**Problem details**
What is needed is every line of the data that includes the word "cells". Please copy each one.

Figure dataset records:
= = =
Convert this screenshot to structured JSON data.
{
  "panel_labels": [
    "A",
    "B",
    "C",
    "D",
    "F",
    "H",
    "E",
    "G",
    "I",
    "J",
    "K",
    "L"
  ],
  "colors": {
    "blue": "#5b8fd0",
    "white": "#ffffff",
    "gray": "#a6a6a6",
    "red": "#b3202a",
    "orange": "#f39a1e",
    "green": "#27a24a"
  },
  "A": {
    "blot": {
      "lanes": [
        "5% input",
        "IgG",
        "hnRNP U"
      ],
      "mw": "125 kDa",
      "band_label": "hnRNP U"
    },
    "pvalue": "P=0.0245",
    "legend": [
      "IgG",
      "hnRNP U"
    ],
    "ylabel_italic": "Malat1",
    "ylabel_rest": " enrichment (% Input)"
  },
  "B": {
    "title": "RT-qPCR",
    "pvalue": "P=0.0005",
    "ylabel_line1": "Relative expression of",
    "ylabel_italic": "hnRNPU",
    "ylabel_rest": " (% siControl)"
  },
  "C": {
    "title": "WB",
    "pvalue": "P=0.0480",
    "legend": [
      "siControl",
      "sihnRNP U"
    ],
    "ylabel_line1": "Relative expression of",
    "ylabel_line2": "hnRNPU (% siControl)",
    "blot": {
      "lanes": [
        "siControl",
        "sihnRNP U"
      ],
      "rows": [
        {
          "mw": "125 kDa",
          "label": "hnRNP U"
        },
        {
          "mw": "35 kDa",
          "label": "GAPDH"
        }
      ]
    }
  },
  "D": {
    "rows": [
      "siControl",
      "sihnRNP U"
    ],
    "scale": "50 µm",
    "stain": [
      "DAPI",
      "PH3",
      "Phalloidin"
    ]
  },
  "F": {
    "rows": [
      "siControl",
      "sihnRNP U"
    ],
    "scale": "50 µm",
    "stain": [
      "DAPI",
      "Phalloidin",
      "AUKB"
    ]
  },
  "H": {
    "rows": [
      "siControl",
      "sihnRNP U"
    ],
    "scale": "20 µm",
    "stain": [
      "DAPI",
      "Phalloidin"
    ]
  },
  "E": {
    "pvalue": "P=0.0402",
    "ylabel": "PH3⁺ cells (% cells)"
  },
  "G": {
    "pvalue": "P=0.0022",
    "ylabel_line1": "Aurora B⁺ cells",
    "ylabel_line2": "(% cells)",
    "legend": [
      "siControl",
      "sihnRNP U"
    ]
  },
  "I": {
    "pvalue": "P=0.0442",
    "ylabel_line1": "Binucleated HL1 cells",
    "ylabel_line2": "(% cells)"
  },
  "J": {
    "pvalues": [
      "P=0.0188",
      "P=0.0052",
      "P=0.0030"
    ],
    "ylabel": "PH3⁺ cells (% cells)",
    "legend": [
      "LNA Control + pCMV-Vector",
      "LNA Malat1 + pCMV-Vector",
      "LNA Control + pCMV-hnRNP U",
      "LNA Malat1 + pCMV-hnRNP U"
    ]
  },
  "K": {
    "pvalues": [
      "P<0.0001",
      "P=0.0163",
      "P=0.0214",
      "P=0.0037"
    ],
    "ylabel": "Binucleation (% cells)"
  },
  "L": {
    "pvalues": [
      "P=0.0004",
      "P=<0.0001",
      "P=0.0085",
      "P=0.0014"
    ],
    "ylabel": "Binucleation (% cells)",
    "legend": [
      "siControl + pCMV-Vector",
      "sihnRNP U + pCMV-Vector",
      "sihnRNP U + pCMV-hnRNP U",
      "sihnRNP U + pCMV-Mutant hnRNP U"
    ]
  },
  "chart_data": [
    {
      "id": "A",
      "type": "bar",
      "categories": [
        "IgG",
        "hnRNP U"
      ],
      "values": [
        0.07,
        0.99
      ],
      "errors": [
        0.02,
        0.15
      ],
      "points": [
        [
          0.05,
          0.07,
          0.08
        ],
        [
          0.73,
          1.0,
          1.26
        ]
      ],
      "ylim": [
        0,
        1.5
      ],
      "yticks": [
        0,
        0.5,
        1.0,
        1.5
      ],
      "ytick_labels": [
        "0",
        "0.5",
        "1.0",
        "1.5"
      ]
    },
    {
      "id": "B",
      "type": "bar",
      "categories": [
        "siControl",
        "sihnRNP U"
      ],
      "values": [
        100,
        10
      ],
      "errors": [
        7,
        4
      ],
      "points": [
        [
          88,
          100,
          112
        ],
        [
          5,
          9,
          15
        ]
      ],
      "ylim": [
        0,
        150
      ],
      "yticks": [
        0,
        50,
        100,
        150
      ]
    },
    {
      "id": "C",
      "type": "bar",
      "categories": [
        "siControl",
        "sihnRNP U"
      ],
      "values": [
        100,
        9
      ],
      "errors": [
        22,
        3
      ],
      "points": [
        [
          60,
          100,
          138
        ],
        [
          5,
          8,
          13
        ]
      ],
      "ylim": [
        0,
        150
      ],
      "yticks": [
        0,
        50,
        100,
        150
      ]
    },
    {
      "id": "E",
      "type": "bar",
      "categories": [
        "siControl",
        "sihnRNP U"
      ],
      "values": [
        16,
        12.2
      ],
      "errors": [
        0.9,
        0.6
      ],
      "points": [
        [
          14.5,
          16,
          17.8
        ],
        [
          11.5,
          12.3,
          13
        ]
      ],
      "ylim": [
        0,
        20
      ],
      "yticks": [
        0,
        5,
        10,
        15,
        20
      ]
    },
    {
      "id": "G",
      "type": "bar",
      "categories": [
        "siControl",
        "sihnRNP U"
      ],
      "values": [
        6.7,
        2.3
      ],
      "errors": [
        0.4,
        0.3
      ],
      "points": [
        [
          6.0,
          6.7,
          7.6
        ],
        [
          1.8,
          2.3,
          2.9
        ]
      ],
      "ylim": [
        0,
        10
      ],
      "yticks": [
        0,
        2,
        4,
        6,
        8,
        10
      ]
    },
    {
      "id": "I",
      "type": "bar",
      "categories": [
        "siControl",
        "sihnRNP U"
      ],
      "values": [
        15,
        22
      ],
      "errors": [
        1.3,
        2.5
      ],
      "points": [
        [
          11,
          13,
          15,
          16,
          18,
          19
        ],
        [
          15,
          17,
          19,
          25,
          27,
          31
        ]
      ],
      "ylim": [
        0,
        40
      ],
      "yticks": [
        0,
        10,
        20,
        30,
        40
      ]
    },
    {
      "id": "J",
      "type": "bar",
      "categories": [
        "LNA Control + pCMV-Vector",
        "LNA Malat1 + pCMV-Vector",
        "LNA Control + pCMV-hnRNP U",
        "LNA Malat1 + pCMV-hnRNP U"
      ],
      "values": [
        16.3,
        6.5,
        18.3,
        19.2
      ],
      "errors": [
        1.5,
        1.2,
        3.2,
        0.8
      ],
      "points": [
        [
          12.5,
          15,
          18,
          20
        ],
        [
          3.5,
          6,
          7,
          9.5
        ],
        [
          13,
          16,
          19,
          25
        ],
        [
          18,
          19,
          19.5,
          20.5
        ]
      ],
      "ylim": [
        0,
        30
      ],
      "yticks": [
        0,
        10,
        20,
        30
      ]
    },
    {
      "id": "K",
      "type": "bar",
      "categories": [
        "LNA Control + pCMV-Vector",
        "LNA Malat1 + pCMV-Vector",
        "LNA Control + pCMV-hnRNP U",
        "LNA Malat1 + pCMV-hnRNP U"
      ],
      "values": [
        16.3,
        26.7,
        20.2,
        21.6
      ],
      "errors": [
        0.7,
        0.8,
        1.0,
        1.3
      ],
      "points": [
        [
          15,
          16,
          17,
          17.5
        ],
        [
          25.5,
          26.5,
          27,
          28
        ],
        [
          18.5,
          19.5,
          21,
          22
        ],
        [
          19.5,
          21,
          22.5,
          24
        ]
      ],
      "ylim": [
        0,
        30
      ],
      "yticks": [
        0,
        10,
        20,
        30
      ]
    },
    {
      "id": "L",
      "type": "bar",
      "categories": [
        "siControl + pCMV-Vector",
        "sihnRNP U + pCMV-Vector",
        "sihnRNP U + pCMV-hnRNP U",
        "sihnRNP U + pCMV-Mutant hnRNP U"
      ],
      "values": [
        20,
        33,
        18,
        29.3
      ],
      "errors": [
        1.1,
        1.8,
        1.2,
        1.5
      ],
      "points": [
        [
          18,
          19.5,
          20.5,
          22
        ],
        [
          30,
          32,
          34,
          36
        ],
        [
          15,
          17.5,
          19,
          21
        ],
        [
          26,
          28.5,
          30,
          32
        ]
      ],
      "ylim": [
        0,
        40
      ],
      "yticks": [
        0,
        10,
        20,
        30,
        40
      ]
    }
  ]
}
= = =
**Task solution**
    "ylabel": "PH3⁺ cells (% cells)"
    "ylabel_line1": "Aurora B⁺ cells",
    "ylabel_line2": "(% cells)",
    "ylabel_line1": "Binucleated HL1 cells",
    "ylabel_line2": "(% cells)"
    "ylabel": "PH3⁺ cells (% cells)",
    "ylabel": "Binucleation (% cells)"
    "ylabel": "Binucleation (% cells)",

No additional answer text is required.